Dataset records:
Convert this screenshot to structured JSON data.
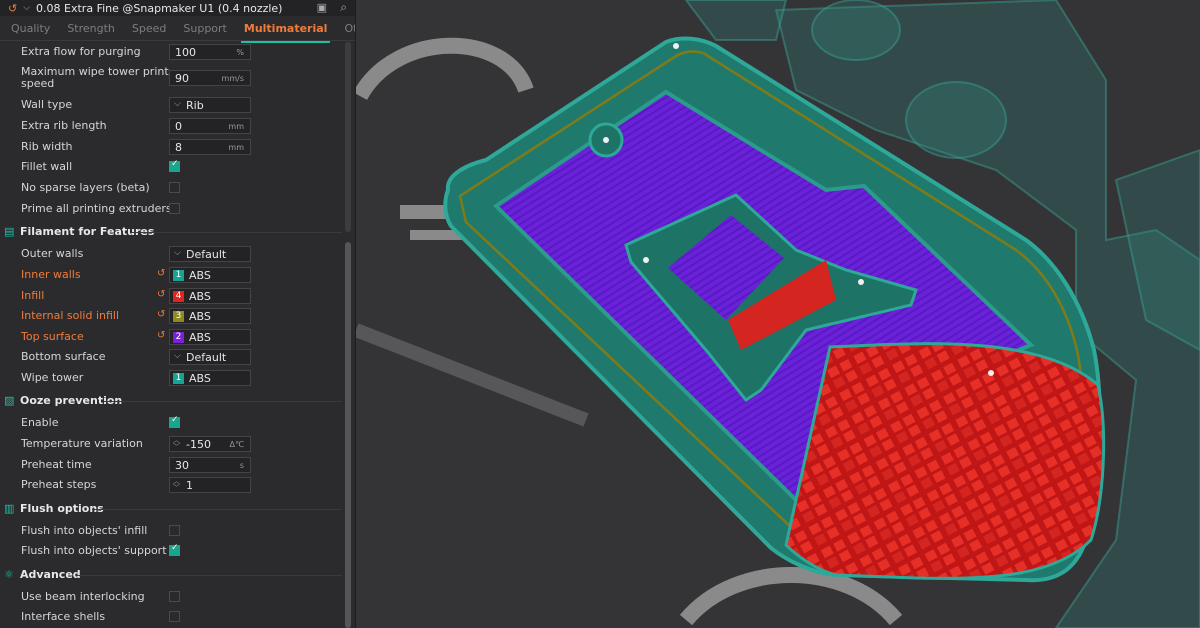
{
  "preset": {
    "reset_icon": "undo-icon",
    "name": "0.08 Extra Fine @Snapmaker U1 (0.4 nozzle)"
  },
  "tabs": [
    "Quality",
    "Strength",
    "Speed",
    "Support",
    "Multimaterial",
    "Others"
  ],
  "active_tab": "Multimaterial",
  "rows1": [
    {
      "label": "Extra flow for purging",
      "value": "100",
      "unit": "%"
    },
    {
      "label_line1": "Maximum wipe tower print",
      "label_line2": "speed",
      "value": "90",
      "unit": "mm/s"
    },
    {
      "label": "Wall type",
      "value": "Rib"
    },
    {
      "label": "Extra rib length",
      "value": "0",
      "unit": "mm"
    },
    {
      "label": "Rib width",
      "value": "8",
      "unit": "mm"
    },
    {
      "label": "Fillet wall",
      "checked": true
    },
    {
      "label": "No sparse layers (beta)",
      "checked": false
    },
    {
      "label": "Prime all printing extruders",
      "checked": false
    }
  ],
  "sections": {
    "filament": "Filament for Features",
    "ooze": "Ooze prevention",
    "flush": "Flush options",
    "advanced": "Advanced"
  },
  "filament_rows": [
    {
      "label": "Outer walls",
      "value": "Default"
    },
    {
      "label": "Inner walls",
      "num": "1",
      "value": "ABS",
      "color": "#16a394"
    },
    {
      "label": "Infill",
      "num": "4",
      "value": "ABS",
      "color": "#e3231e"
    },
    {
      "label": "Internal solid infill",
      "num": "3",
      "value": "ABS",
      "color": "#8f8a1f"
    },
    {
      "label": "Top surface",
      "num": "2",
      "value": "ABS",
      "color": "#7a1fe0"
    },
    {
      "label": "Bottom surface",
      "value": "Default"
    },
    {
      "label": "Wipe tower",
      "num": "1",
      "value": "ABS",
      "color": "#16a394"
    }
  ],
  "ooze_rows": [
    {
      "label": "Enable",
      "checked": true
    },
    {
      "label": "Temperature variation",
      "value": "-150",
      "unit": "Δ℃"
    },
    {
      "label": "Preheat time",
      "value": "30",
      "unit": "s"
    },
    {
      "label": "Preheat steps",
      "value": "1"
    }
  ],
  "flush_rows": [
    {
      "label": "Flush into objects' infill",
      "checked": false
    },
    {
      "label": "Flush into objects' support",
      "checked": true
    }
  ],
  "advanced_rows": [
    {
      "label": "Use beam interlocking",
      "checked": false
    },
    {
      "label": "Interface shells",
      "checked": false
    }
  ],
  "colors": {
    "accent": "#f07c3c",
    "teal": "#19c2a5",
    "wall": "#1c7a6d",
    "top": "#6a22d8",
    "infill": "#e0211f",
    "solid": "#8c7a10"
  }
}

Task directions:
Reproduce the full material exactly, excluding the pictures.

Worked answer:
Convert this screenshot to structured JSON data.
{
  "preset": {
    "reset_icon": "undo-icon",
    "name": "0.08 Extra Fine @Snapmaker U1 (0.4 nozzle)"
  },
  "tabs": [
    "Quality",
    "Strength",
    "Speed",
    "Support",
    "Multimaterial",
    "Others"
  ],
  "active_tab": "Multimaterial",
  "rows1": [
    {
      "label": "Extra flow for purging",
      "value": "100",
      "unit": "%"
    },
    {
      "label_line1": "Maximum wipe tower print",
      "label_line2": "speed",
      "value": "90",
      "unit": "mm/s"
    },
    {
      "label": "Wall type",
      "value": "Rib"
    },
    {
      "label": "Extra rib length",
      "value": "0",
      "unit": "mm"
    },
    {
      "label": "Rib width",
      "value": "8",
      "unit": "mm"
    },
    {
      "label": "Fillet wall",
      "checked": true
    },
    {
      "label": "No sparse layers (beta)",
      "checked": false
    },
    {
      "label": "Prime all printing extruders",
      "checked": false
    }
  ],
  "sections": {
    "filament": "Filament for Features",
    "ooze": "Ooze prevention",
    "flush": "Flush options",
    "advanced": "Advanced"
  },
  "filament_rows": [
    {
      "label": "Outer walls",
      "value": "Default"
    },
    {
      "label": "Inner walls",
      "num": "1",
      "value": "ABS",
      "color": "#16a394"
    },
    {
      "label": "Infill",
      "num": "4",
      "value": "ABS",
      "color": "#e3231e"
    },
    {
      "label": "Internal solid infill",
      "num": "3",
      "value": "ABS",
      "color": "#8f8a1f"
    },
    {
      "label": "Top surface",
      "num": "2",
      "value": "ABS",
      "color": "#7a1fe0"
    },
    {
      "label": "Bottom surface",
      "value": "Default"
    },
    {
      "label": "Wipe tower",
      "num": "1",
      "value": "ABS",
      "color": "#16a394"
    }
  ],
  "ooze_rows": [
    {
      "label": "Enable",
      "checked": true
    },
    {
      "label": "Temperature variation",
      "value": "-150",
      "unit": "Δ℃"
    },
    {
      "label": "Preheat time",
      "value": "30",
      "unit": "s"
    },
    {
      "label": "Preheat steps",
      "value": "1"
    }
  ],
  "flush_rows": [
    {
      "label": "Flush into objects' infill",
      "checked": false
    },
    {
      "label": "Flush into objects' support",
      "checked": true
    }
  ],
  "advanced_rows": [
    {
      "label": "Use beam interlocking",
      "checked": false
    },
    {
      "label": "Interface shells",
      "checked": false
    }
  ],
  "colors": {
    "accent": "#f07c3c",
    "teal": "#19c2a5",
    "wall": "#1c7a6d",
    "top": "#6a22d8",
    "infill": "#e0211f",
    "solid": "#8c7a10"
  }
}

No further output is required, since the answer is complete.